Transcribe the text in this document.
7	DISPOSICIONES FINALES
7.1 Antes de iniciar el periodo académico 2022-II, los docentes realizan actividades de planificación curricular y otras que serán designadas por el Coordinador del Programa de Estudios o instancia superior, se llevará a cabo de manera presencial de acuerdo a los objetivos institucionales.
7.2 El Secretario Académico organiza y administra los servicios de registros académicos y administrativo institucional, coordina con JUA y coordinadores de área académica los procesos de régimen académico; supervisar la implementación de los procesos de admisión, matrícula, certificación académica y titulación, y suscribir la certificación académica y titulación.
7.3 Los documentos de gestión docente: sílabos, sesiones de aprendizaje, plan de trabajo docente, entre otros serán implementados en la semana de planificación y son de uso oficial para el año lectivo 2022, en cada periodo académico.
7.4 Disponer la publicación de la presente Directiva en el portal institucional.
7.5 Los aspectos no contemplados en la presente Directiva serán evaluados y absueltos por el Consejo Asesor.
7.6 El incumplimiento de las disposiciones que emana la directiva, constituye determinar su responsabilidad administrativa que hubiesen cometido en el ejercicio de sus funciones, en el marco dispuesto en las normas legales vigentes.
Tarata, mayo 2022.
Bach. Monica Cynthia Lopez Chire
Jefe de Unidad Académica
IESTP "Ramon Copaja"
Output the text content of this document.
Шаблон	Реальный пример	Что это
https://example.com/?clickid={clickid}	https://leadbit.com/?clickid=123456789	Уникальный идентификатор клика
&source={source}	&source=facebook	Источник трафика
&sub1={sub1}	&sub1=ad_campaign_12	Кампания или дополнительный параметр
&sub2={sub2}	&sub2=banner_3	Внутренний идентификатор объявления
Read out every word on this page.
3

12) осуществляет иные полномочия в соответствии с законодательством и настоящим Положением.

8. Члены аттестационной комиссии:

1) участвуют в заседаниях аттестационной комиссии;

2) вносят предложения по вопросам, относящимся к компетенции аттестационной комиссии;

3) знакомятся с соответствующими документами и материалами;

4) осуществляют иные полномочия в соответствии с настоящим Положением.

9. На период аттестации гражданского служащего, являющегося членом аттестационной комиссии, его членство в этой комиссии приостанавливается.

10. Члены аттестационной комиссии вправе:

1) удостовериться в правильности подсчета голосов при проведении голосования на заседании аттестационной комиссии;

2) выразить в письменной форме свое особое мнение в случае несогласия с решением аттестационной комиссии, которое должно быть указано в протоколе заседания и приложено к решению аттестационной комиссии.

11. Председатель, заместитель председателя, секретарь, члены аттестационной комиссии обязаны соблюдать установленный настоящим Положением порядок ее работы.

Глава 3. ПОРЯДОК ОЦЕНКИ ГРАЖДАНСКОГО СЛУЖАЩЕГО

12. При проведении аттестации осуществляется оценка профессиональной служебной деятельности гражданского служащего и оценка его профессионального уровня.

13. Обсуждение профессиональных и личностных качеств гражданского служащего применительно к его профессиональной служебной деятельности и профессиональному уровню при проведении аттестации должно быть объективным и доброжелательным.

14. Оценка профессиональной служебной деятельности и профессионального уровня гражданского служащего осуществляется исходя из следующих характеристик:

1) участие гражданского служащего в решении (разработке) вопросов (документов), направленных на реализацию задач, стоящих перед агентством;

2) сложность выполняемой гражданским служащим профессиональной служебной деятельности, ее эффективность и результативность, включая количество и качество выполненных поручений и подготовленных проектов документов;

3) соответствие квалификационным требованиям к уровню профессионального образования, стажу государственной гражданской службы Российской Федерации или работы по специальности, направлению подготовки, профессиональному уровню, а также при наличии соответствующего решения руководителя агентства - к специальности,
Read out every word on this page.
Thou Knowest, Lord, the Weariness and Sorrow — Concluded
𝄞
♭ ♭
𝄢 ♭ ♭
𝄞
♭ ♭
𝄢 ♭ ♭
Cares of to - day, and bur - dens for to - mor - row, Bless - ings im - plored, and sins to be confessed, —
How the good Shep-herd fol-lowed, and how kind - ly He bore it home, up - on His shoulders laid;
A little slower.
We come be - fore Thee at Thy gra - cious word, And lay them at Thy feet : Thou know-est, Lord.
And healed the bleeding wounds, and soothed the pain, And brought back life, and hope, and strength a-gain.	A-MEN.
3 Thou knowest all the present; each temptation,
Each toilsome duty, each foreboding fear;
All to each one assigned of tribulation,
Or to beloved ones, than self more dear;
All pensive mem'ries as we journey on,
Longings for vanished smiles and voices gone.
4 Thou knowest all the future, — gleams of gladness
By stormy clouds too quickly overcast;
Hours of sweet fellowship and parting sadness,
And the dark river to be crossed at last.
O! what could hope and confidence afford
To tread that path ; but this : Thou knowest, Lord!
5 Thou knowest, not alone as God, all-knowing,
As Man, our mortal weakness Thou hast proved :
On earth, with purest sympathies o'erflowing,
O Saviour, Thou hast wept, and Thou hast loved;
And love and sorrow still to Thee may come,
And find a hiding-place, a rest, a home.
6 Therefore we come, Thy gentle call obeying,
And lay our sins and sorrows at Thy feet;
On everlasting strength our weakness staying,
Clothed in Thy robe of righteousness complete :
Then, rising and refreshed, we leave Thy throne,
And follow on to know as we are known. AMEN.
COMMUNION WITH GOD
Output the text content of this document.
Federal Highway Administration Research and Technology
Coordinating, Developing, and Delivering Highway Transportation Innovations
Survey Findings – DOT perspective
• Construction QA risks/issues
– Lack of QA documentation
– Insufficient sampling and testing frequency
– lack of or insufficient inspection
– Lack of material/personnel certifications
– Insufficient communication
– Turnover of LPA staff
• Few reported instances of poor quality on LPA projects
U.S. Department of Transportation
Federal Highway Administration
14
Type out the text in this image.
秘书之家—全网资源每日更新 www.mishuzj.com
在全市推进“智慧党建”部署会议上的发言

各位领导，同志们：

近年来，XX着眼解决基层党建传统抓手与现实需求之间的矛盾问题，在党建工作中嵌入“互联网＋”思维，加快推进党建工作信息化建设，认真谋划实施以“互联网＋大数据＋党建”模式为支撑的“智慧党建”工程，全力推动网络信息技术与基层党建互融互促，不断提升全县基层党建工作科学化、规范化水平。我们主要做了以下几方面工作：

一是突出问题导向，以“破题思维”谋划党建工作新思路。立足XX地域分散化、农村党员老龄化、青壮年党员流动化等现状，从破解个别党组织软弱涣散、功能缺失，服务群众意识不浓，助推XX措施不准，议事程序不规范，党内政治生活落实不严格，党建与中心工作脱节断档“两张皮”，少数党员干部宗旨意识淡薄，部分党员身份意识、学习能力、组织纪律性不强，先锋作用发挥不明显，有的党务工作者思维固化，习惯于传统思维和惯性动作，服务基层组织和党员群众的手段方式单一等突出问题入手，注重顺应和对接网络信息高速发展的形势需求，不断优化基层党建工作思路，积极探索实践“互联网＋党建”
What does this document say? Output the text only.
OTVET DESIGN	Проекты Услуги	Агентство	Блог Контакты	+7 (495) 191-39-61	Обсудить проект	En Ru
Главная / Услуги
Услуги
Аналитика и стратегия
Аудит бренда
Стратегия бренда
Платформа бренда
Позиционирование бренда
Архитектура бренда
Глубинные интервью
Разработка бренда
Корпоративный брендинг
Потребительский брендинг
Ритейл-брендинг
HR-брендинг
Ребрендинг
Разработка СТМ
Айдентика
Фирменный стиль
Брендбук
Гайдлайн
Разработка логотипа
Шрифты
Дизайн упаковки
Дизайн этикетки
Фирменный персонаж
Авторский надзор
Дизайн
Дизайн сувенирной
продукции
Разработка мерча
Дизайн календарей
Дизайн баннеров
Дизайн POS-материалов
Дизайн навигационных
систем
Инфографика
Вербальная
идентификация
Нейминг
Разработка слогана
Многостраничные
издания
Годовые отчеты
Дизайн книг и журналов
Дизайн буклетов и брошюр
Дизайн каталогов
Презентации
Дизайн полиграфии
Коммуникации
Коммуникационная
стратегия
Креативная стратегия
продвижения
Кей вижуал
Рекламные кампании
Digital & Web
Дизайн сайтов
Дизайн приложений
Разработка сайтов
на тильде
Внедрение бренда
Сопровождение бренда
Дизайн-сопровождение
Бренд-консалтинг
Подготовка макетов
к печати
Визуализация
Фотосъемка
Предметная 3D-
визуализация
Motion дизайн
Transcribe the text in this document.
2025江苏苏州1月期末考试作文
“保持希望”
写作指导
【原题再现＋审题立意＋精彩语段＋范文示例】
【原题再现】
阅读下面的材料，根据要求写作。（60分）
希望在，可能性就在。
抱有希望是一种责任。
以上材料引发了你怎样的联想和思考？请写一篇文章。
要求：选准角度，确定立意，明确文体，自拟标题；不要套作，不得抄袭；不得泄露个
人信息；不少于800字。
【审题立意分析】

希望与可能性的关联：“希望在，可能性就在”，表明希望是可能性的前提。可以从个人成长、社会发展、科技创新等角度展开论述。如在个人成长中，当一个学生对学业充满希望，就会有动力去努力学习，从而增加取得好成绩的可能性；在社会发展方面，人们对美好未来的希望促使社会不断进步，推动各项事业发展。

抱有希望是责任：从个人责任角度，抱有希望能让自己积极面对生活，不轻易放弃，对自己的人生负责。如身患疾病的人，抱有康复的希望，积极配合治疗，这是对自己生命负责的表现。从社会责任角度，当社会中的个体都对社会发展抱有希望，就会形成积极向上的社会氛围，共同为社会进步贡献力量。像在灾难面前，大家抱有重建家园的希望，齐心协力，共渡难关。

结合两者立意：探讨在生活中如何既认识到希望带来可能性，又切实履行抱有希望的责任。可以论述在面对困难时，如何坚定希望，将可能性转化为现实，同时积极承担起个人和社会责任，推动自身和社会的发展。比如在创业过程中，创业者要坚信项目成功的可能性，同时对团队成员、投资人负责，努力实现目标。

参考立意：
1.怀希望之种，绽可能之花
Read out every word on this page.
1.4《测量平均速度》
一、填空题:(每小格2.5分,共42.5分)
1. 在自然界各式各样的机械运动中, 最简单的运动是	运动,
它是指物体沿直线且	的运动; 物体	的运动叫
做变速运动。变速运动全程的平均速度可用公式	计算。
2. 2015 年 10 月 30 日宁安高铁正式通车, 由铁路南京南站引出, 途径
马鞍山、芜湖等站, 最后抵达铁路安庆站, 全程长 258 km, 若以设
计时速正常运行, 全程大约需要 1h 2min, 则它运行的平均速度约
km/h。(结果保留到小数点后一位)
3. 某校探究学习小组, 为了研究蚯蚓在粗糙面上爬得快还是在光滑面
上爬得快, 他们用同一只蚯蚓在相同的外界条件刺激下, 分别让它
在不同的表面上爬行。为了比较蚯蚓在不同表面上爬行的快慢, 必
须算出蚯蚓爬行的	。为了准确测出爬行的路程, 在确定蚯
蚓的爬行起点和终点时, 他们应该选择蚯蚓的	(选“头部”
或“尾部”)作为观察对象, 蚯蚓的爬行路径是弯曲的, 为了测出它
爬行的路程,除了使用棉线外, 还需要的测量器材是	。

..........

→ **WORK INSTRUCTIONS**
Copy all the lines above that hold the string "Federal".

→ **EXERCISE RESPONSE**
Federal Highway Administration Research and Technology
Federal Highway Administration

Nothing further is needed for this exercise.